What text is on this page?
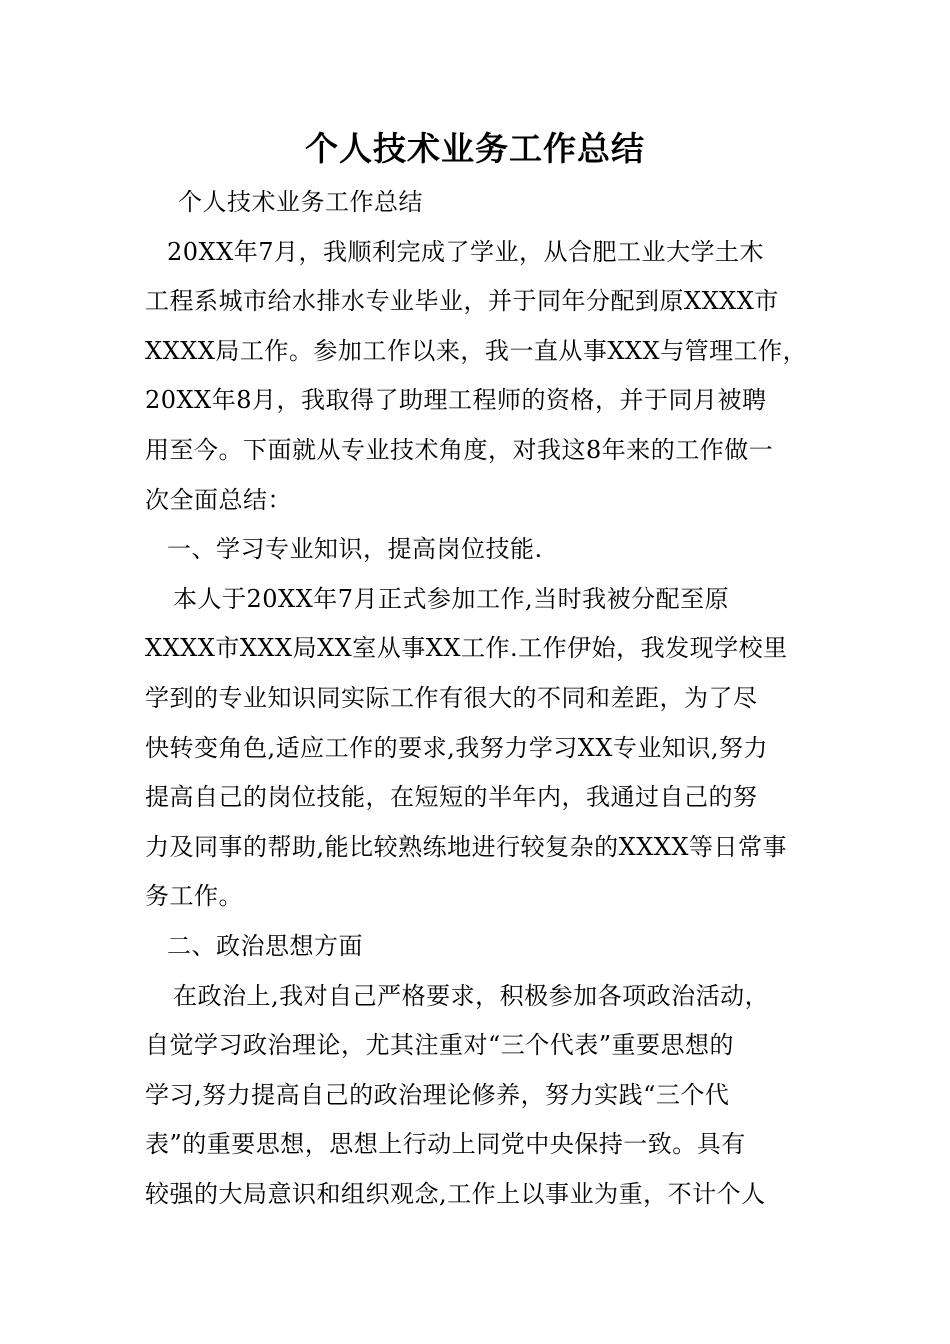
个人技术业务工作总结
个人技术业务工作总结
20XX年7月，我顺利完成了学业，从合肥工业大学土木
工程系城市给水排水专业毕业，并于同年分配到原XXXX市
XXXX局工作。参加工作以来，我一直从事XXX与管理工作，
20XX年8月，我取得了助理工程师的资格，并于同月被聘
用至今。下面就从专业技术角度，对我这8年来的工作做一
次全面总结：
一、学习专业知识，提高岗位技能.
本人于20XX年7月正式参加工作,当时我被分配至原
XXXX市XXX局XX室从事XX工作.工作伊始，我发现学校里
学到的专业知识同实际工作有很大的不同和差距，为了尽
快转变角色,适应工作的要求,我努力学习XX专业知识,努力
提高自己的岗位技能，在短短的半年内，我通过自己的努
力及同事的帮助,能比较熟练地进行较复杂的XXXX等日常事
务工作。
二、政治思想方面
在政治上,我对自己严格要求，积极参加各项政治活动，
自觉学习政治理论，尤其注重对“三个代表”重要思想的
学习,努力提高自己的政治理论修养，努力实践“三个代
表”的重要思想，思想上行动上同党中央保持一致。具有
较强的大局意识和组织观念,工作上以事业为重，不计个人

______________________________

Restate the data above word for word. Do not include the images.

What text is on this page?
个人技术业务工作总结
个人技术业务工作总结
20XX年7月，我顺利完成了学业，从合肥工业大学土木
工程系城市给水排水专业毕业，并于同年分配到原XXXX市
XXXX局工作。参加工作以来，我一直从事XXX与管理工作，
20XX年8月，我取得了助理工程师的资格，并于同月被聘
用至今。下面就从专业技术角度，对我这8年来的工作做一
次全面总结：
一、学习专业知识，提高岗位技能.
本人于20XX年7月正式参加工作,当时我被分配至原
XXXX市XXX局XX室从事XX工作.工作伊始，我发现学校里
学到的专业知识同实际工作有很大的不同和差距，为了尽
快转变角色,适应工作的要求,我努力学习XX专业知识,努力
提高自己的岗位技能，在短短的半年内，我通过自己的努
力及同事的帮助,能比较熟练地进行较复杂的XXXX等日常事
务工作。
二、政治思想方面
在政治上,我对自己严格要求，积极参加各项政治活动，
自觉学习政治理论，尤其注重对“三个代表”重要思想的
学习,努力提高自己的政治理论修养，努力实践“三个代
表”的重要思想，思想上行动上同党中央保持一致。具有
较强的大局意识和组织观念,工作上以事业为重，不计个人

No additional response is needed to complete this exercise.